_Work to complete_:
Pictures stay out of the copy; restate everything else in the material exactly.

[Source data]

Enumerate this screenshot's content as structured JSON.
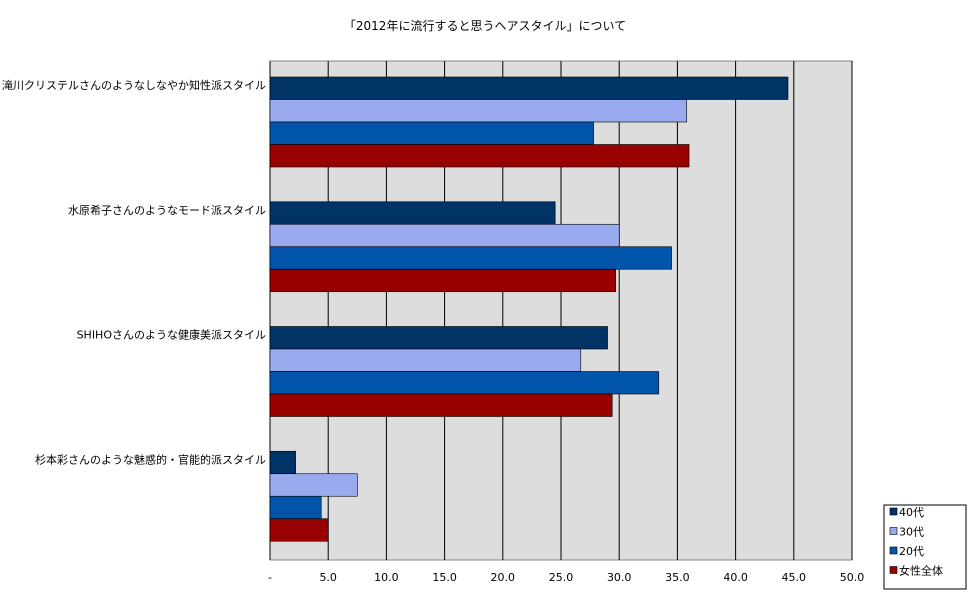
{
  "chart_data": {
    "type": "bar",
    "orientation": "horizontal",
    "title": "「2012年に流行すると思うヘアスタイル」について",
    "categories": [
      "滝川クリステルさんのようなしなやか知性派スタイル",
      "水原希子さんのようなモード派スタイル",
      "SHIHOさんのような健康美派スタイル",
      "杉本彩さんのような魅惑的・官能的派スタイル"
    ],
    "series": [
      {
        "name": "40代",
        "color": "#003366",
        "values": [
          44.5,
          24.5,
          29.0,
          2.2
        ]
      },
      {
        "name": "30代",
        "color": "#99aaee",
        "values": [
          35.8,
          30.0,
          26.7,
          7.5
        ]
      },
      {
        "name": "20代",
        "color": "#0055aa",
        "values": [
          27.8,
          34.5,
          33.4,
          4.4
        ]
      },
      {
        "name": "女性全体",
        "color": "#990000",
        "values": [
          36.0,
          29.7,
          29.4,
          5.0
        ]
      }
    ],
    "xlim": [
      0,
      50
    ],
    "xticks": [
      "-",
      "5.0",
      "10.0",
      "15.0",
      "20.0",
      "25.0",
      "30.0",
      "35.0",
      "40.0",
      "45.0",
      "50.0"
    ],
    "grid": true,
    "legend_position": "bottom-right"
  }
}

_Exercise solution_:
Enumerate this screenshot's content as structured JSON.
{
  "chart_data": {
    "type": "bar",
    "orientation": "horizontal",
    "title": "「2012年に流行すると思うヘアスタイル」について",
    "categories": [
      "滝川クリステルさんのようなしなやか知性派スタイル",
      "水原希子さんのようなモード派スタイル",
      "SHIHOさんのような健康美派スタイル",
      "杉本彩さんのような魅惑的・官能的派スタイル"
    ],
    "series": [
      {
        "name": "40代",
        "color": "#003366",
        "values": [
          44.5,
          24.5,
          29.0,
          2.2
        ]
      },
      {
        "name": "30代",
        "color": "#99aaee",
        "values": [
          35.8,
          30.0,
          26.7,
          7.5
        ]
      },
      {
        "name": "20代",
        "color": "#0055aa",
        "values": [
          27.8,
          34.5,
          33.4,
          4.4
        ]
      },
      {
        "name": "女性全体",
        "color": "#990000",
        "values": [
          36.0,
          29.7,
          29.4,
          5.0
        ]
      }
    ],
    "xlim": [
      0,
      50
    ],
    "xticks": [
      "-",
      "5.0",
      "10.0",
      "15.0",
      "20.0",
      "25.0",
      "30.0",
      "35.0",
      "40.0",
      "45.0",
      "50.0"
    ],
    "grid": true,
    "legend_position": "bottom-right"
  }
}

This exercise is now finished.